=== Exercise requirements ===
Copy the full set of lines exactly as given.
■ ■ ■ ■ ■ ■ ■
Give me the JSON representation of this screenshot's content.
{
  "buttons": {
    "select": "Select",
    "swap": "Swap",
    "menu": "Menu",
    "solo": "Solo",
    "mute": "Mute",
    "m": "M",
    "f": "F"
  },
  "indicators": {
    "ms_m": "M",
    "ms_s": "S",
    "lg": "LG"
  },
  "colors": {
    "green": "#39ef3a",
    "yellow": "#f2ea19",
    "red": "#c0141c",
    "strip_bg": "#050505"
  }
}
■ ■ ■ ■ ■ ■ ■
=== Task result ===
Give me the JSON representation of this screenshot's content.
{
  "buttons": {
    "select": "Select",
    "swap": "Swap",
    "menu": "Menu",
    "solo": "Solo",
    "mute": "Mute",
    "m": "M",
    "f": "F"
  },
  "indicators": {
    "ms_m": "M",
    "ms_s": "S",
    "lg": "LG"
  },
  "colors": {
    "green": "#39ef3a",
    "yellow": "#f2ea19",
    "red": "#c0141c",
    "strip_bg": "#050505"
  }
}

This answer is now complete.